WHAT YOU WILL DO.
Give only the count of lines containing "episode".

DATA PROVIDED.
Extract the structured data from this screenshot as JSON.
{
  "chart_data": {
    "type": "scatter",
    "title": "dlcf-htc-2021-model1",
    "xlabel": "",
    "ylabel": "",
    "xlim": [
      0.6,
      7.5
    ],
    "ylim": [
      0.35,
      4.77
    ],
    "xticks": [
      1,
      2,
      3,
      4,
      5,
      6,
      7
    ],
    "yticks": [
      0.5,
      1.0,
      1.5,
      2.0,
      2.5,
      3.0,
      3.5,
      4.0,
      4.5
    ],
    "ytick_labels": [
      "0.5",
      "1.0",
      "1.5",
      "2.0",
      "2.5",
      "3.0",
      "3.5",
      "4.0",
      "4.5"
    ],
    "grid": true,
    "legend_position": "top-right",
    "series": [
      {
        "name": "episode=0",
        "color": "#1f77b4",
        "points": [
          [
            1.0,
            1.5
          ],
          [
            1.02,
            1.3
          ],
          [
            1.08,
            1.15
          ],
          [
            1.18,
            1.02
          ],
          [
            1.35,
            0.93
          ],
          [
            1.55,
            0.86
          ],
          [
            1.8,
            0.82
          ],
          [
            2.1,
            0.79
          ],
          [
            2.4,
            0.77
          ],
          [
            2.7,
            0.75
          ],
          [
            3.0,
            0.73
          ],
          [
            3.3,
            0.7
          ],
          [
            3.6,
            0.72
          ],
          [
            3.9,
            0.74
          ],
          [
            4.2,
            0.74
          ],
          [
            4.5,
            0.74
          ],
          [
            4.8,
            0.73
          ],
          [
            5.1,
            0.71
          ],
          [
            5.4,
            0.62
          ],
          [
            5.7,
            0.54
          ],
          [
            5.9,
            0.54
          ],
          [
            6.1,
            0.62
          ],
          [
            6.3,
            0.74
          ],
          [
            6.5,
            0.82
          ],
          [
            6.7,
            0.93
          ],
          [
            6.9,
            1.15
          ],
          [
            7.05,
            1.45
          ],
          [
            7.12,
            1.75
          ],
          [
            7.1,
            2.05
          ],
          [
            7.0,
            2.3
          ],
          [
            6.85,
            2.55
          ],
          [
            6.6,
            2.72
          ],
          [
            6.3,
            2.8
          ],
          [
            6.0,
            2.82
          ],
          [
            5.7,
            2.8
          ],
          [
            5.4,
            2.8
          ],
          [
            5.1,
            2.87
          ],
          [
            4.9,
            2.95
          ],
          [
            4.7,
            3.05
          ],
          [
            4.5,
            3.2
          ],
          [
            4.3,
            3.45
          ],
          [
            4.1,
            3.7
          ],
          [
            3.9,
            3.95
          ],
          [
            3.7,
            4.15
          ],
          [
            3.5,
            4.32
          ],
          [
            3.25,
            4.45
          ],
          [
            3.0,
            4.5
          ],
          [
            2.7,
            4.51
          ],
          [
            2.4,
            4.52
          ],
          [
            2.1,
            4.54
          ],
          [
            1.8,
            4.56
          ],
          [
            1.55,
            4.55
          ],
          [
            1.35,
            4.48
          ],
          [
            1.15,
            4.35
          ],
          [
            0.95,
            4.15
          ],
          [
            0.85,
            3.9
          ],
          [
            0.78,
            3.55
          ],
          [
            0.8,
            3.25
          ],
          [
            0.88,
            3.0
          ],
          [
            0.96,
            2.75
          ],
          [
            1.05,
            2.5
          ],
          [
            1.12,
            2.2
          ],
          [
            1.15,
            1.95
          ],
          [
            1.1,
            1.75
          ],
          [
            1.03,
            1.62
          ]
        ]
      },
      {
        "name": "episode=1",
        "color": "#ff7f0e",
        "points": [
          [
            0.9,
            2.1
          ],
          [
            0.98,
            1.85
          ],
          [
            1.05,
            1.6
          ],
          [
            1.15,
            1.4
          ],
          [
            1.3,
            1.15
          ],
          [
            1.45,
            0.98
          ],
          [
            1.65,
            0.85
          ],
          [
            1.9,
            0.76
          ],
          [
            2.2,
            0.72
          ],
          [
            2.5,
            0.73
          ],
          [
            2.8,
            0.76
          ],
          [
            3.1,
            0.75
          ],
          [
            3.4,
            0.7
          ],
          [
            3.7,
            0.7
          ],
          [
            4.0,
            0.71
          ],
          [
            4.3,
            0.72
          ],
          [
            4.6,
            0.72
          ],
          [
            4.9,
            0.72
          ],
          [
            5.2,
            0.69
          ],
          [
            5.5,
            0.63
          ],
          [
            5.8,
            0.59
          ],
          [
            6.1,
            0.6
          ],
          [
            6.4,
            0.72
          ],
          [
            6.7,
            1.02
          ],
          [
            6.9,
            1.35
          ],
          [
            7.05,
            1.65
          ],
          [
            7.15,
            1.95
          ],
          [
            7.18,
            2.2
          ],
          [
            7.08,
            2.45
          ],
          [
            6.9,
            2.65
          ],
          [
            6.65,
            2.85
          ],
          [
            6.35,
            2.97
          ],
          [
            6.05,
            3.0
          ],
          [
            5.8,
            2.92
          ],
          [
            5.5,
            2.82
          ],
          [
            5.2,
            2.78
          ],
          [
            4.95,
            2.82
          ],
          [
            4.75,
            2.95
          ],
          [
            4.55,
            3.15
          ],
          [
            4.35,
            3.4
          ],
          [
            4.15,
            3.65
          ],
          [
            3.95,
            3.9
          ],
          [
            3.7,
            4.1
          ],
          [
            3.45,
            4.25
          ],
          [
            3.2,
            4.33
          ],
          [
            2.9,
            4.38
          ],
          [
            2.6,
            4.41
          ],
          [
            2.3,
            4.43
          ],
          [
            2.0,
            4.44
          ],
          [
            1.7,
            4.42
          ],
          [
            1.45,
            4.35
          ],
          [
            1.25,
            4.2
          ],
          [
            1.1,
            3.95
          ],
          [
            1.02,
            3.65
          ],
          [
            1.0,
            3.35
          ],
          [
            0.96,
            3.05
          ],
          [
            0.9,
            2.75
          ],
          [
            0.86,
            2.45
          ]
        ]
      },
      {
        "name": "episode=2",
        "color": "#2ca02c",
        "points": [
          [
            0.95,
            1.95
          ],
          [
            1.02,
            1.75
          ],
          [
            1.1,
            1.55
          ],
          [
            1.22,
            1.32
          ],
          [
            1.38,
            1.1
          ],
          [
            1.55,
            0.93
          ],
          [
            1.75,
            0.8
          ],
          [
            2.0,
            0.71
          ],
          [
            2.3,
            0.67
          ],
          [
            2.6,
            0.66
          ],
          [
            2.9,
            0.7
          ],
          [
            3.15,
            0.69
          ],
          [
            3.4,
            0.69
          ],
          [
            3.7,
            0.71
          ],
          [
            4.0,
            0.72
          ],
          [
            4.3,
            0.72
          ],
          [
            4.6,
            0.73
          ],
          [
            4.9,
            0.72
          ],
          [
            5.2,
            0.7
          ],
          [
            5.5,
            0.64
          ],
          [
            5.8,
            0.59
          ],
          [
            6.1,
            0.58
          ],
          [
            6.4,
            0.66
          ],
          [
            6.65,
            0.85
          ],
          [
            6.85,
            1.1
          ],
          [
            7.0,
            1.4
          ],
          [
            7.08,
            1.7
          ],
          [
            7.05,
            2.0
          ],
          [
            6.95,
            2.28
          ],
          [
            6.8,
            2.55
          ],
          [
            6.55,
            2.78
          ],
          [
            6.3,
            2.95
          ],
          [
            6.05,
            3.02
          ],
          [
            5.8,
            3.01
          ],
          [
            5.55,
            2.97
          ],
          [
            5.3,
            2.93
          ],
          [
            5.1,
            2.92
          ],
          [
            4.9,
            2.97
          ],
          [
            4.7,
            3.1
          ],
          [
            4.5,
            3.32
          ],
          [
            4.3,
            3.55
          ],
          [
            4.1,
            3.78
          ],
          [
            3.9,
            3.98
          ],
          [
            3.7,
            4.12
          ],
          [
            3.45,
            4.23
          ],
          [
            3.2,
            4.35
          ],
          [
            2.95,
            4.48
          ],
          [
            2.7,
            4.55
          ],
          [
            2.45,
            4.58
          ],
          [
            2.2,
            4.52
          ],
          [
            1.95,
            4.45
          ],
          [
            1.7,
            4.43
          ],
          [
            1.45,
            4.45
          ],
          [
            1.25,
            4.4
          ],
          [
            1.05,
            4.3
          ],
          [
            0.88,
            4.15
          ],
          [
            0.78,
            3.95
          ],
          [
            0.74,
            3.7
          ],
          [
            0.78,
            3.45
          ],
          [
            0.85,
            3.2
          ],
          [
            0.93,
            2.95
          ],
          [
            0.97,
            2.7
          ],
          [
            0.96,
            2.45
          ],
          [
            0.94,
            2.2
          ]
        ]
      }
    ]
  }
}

EXERCISE SOLUTION.
3